- [WHAT YOU ARE ASKED TO DO]
The records that follow are to be transcribed in full, without their images.

▶

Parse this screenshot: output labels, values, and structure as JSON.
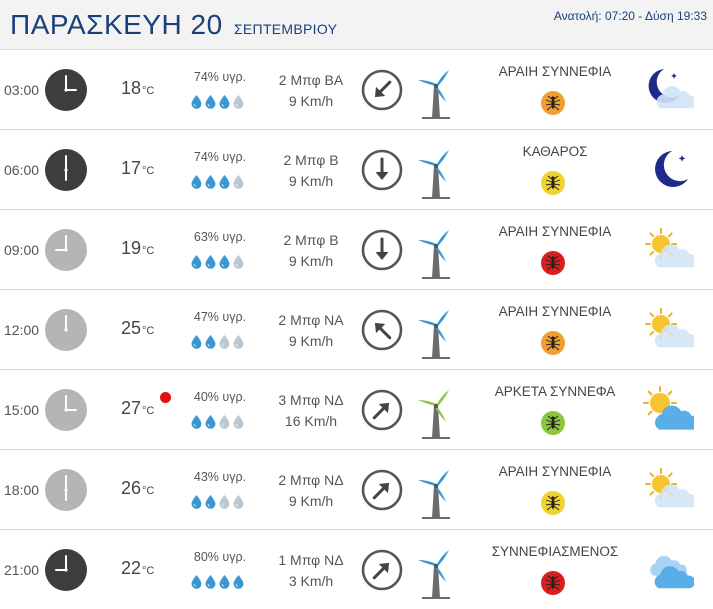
{
  "header": {
    "day": "ΠΑΡΑΣΚΕΥΗ 20",
    "month": "ΣΕΠΤΕΜΒΡΙΟΥ",
    "sun_times": "Ανατολή: 07:20 - Δύση 19:33"
  },
  "colors": {
    "accent": "#1a3f7a",
    "wind_blade_low": "#3a97d4",
    "wind_blade_moderate": "#8cc63f",
    "mosquito_orange": "#f0a030",
    "mosquito_yellow": "#f2d22e",
    "mosquito_red": "#d81e1e",
    "mosquito_green": "#8cc63f",
    "max_temp_dot": "#e01010"
  },
  "rows": [
    {
      "time": "03:00",
      "clock": "night",
      "temp": "18",
      "unit": "°C",
      "humidity": "74% υγρ.",
      "drops_filled": 3,
      "wind_beaufort": "2 Μπφ ΒΑ",
      "wind_speed": "9 Km/h",
      "arrow_icon": "arrow-southwest-icon",
      "condition": "ΑΡΑΙΗ ΣΥΝΝΕΦΙΑ",
      "mosquito_level": "orange",
      "weather_icon": "moon-cloud-icon",
      "max_temp": false
    },
    {
      "time": "06:00",
      "clock": "night",
      "temp": "17",
      "unit": "°C",
      "humidity": "74% υγρ.",
      "drops_filled": 3,
      "wind_beaufort": "2 Μπφ Β",
      "wind_speed": "9 Km/h",
      "arrow_icon": "arrow-south-icon",
      "condition": "ΚΑΘΑΡΟΣ",
      "mosquito_level": "yellow",
      "weather_icon": "moon-icon",
      "max_temp": false
    },
    {
      "time": "09:00",
      "clock": "day",
      "temp": "19",
      "unit": "°C",
      "humidity": "63% υγρ.",
      "drops_filled": 3,
      "wind_beaufort": "2 Μπφ Β",
      "wind_speed": "9 Km/h",
      "arrow_icon": "arrow-south-icon",
      "condition": "ΑΡΑΙΗ ΣΥΝΝΕΦΙΑ",
      "mosquito_level": "red",
      "weather_icon": "sun-cloud-icon",
      "max_temp": false
    },
    {
      "time": "12:00",
      "clock": "day",
      "temp": "25",
      "unit": "°C",
      "humidity": "47% υγρ.",
      "drops_filled": 2,
      "wind_beaufort": "2 Μπφ ΝΑ",
      "wind_speed": "9 Km/h",
      "arrow_icon": "arrow-northwest-icon",
      "condition": "ΑΡΑΙΗ ΣΥΝΝΕΦΙΑ",
      "mosquito_level": "orange",
      "weather_icon": "sun-cloud-icon",
      "max_temp": false
    },
    {
      "time": "15:00",
      "clock": "day",
      "temp": "27",
      "unit": "°C",
      "humidity": "40% υγρ.",
      "drops_filled": 2,
      "wind_beaufort": "3 Μπφ ΝΔ",
      "wind_speed": "16 Km/h",
      "arrow_icon": "arrow-northeast-icon",
      "condition": "ΑΡΚΕΤΑ ΣΥΝΝΕΦΑ",
      "mosquito_level": "green",
      "weather_icon": "sun-big-cloud-icon",
      "max_temp": true
    },
    {
      "time": "18:00",
      "clock": "day",
      "temp": "26",
      "unit": "°C",
      "humidity": "43% υγρ.",
      "drops_filled": 2,
      "wind_beaufort": "2 Μπφ ΝΔ",
      "wind_speed": "9 Km/h",
      "arrow_icon": "arrow-northeast-icon",
      "condition": "ΑΡΑΙΗ ΣΥΝΝΕΦΙΑ",
      "mosquito_level": "yellow",
      "weather_icon": "sun-cloud-icon",
      "max_temp": false
    },
    {
      "time": "21:00",
      "clock": "night",
      "temp": "22",
      "unit": "°C",
      "humidity": "80% υγρ.",
      "drops_filled": 4,
      "wind_beaufort": "1 Μπφ ΝΔ",
      "wind_speed": "3 Km/h",
      "arrow_icon": "arrow-northeast-icon",
      "condition": "ΣΥΝΝΕΦΙΑΣΜΕΝΟΣ",
      "mosquito_level": "red",
      "weather_icon": "cloud-icon",
      "max_temp": false
    }
  ]
}
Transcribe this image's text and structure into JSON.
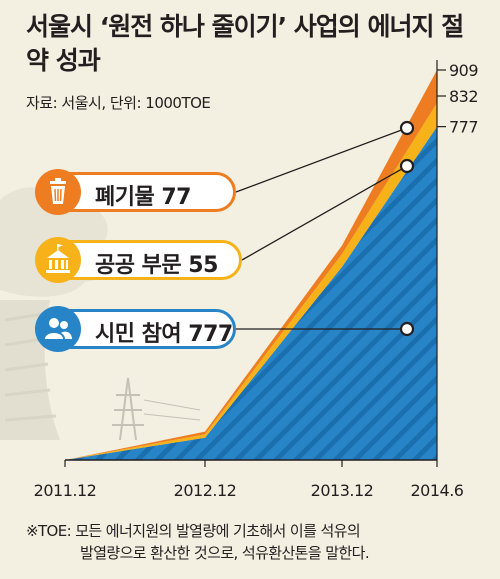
{
  "title": "서울시 ‘원전 하나 줄이기’ 사업의 에너지 절약 성과",
  "source": "자료: 서울시, 단위: 1000TOE",
  "footnote": {
    "line1": "※TOE: 모든 에너지원의 발열량에 기초해서 이를 석유의",
    "line2": "발열량으로 환산한 것으로, 석유환산톤을 말한다."
  },
  "badges": {
    "waste": "폐기물 77",
    "public": "공공 부문 55",
    "citizen": "시민 참여 777"
  },
  "chart_data": {
    "type": "area",
    "stacked": true,
    "categories": [
      "2011.12",
      "2012.12",
      "2013.12",
      "2014.6"
    ],
    "series": [
      {
        "name": "시민 참여",
        "values": [
          0,
          52,
          450,
          777
        ],
        "color": "#2785c7"
      },
      {
        "name": "공공 부문",
        "values": [
          0,
          8,
          30,
          55
        ],
        "color": "#f6b218"
      },
      {
        "name": "폐기물",
        "values": [
          0,
          6,
          20,
          77
        ],
        "color": "#ee7d22"
      }
    ],
    "end_labels": [
      "909",
      "832",
      "777"
    ],
    "ylim": [
      0,
      909
    ],
    "grid": false,
    "colors": {
      "background": "#f3efe1",
      "axis": "#231f20"
    }
  }
}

◀

- [EXERCISE ANSWER]
Parse this screenshot: output labels, values, and structure as JSON.
{
  "header": {
    "day": "ΠΑΡΑΣΚΕΥΗ 20",
    "month": "ΣΕΠΤΕΜΒΡΙΟΥ",
    "sun_times": "Ανατολή: 07:20 - Δύση 19:33"
  },
  "colors": {
    "accent": "#1a3f7a",
    "wind_blade_low": "#3a97d4",
    "wind_blade_moderate": "#8cc63f",
    "mosquito_orange": "#f0a030",
    "mosquito_yellow": "#f2d22e",
    "mosquito_red": "#d81e1e",
    "mosquito_green": "#8cc63f",
    "max_temp_dot": "#e01010"
  },
  "rows": [
    {
      "time": "03:00",
      "clock": "night",
      "temp": "18",
      "unit": "°C",
      "humidity": "74% υγρ.",
      "drops_filled": 3,
      "wind_beaufort": "2 Μπφ ΒΑ",
      "wind_speed": "9 Km/h",
      "arrow_icon": "arrow-southwest-icon",
      "condition": "ΑΡΑΙΗ ΣΥΝΝΕΦΙΑ",
      "mosquito_level": "orange",
      "weather_icon": "moon-cloud-icon",
      "max_temp": false
    },
    {
      "time": "06:00",
      "clock": "night",
      "temp": "17",
      "unit": "°C",
      "humidity": "74% υγρ.",
      "drops_filled": 3,
      "wind_beaufort": "2 Μπφ Β",
      "wind_speed": "9 Km/h",
      "arrow_icon": "arrow-south-icon",
      "condition": "ΚΑΘΑΡΟΣ",
      "mosquito_level": "yellow",
      "weather_icon": "moon-icon",
      "max_temp": false
    },
    {
      "time": "09:00",
      "clock": "day",
      "temp": "19",
      "unit": "°C",
      "humidity": "63% υγρ.",
      "drops_filled": 3,
      "wind_beaufort": "2 Μπφ Β",
      "wind_speed": "9 Km/h",
      "arrow_icon": "arrow-south-icon",
      "condition": "ΑΡΑΙΗ ΣΥΝΝΕΦΙΑ",
      "mosquito_level": "red",
      "weather_icon": "sun-cloud-icon",
      "max_temp": false
    },
    {
      "time": "12:00",
      "clock": "day",
      "temp": "25",
      "unit": "°C",
      "humidity": "47% υγρ.",
      "drops_filled": 2,
      "wind_beaufort": "2 Μπφ ΝΑ",
      "wind_speed": "9 Km/h",
      "arrow_icon": "arrow-northwest-icon",
      "condition": "ΑΡΑΙΗ ΣΥΝΝΕΦΙΑ",
      "mosquito_level": "orange",
      "weather_icon": "sun-cloud-icon",
      "max_temp": false
    },
    {
      "time": "15:00",
      "clock": "day",
      "temp": "27",
      "unit": "°C",
      "humidity": "40% υγρ.",
      "drops_filled": 2,
      "wind_beaufort": "3 Μπφ ΝΔ",
      "wind_speed": "16 Km/h",
      "arrow_icon": "arrow-northeast-icon",
      "condition": "ΑΡΚΕΤΑ ΣΥΝΝΕΦΑ",
      "mosquito_level": "green",
      "weather_icon": "sun-big-cloud-icon",
      "max_temp": true
    },
    {
      "time": "18:00",
      "clock": "day",
      "temp": "26",
      "unit": "°C",
      "humidity": "43% υγρ.",
      "drops_filled": 2,
      "wind_beaufort": "2 Μπφ ΝΔ",
      "wind_speed": "9 Km/h",
      "arrow_icon": "arrow-northeast-icon",
      "condition": "ΑΡΑΙΗ ΣΥΝΝΕΦΙΑ",
      "mosquito_level": "yellow",
      "weather_icon": "sun-cloud-icon",
      "max_temp": false
    },
    {
      "time": "21:00",
      "clock": "night",
      "temp": "22",
      "unit": "°C",
      "humidity": "80% υγρ.",
      "drops_filled": 4,
      "wind_beaufort": "1 Μπφ ΝΔ",
      "wind_speed": "3 Km/h",
      "arrow_icon": "arrow-northeast-icon",
      "condition": "ΣΥΝΝΕΦΙΑΣΜΕΝΟΣ",
      "mosquito_level": "red",
      "weather_icon": "cloud-icon",
      "max_temp": false
    }
  ]
}
Transcribe this image's text and structure into JSON.
{
  "title": "서울시 ‘원전 하나 줄이기’ 사업의 에너지 절약 성과",
  "source": "자료: 서울시, 단위: 1000TOE",
  "footnote": {
    "line1": "※TOE: 모든 에너지원의 발열량에 기초해서 이를 석유의",
    "line2": "발열량으로 환산한 것으로, 석유환산톤을 말한다."
  },
  "badges": {
    "waste": "폐기물 77",
    "public": "공공 부문 55",
    "citizen": "시민 참여 777"
  },
  "chart_data": {
    "type": "area",
    "stacked": true,
    "categories": [
      "2011.12",
      "2012.12",
      "2013.12",
      "2014.6"
    ],
    "series": [
      {
        "name": "시민 참여",
        "values": [
          0,
          52,
          450,
          777
        ],
        "color": "#2785c7"
      },
      {
        "name": "공공 부문",
        "values": [
          0,
          8,
          30,
          55
        ],
        "color": "#f6b218"
      },
      {
        "name": "폐기물",
        "values": [
          0,
          6,
          20,
          77
        ],
        "color": "#ee7d22"
      }
    ],
    "end_labels": [
      "909",
      "832",
      "777"
    ],
    "ylim": [
      0,
      909
    ],
    "grid": false,
    "colors": {
      "background": "#f3efe1",
      "axis": "#231f20"
    }
  }
}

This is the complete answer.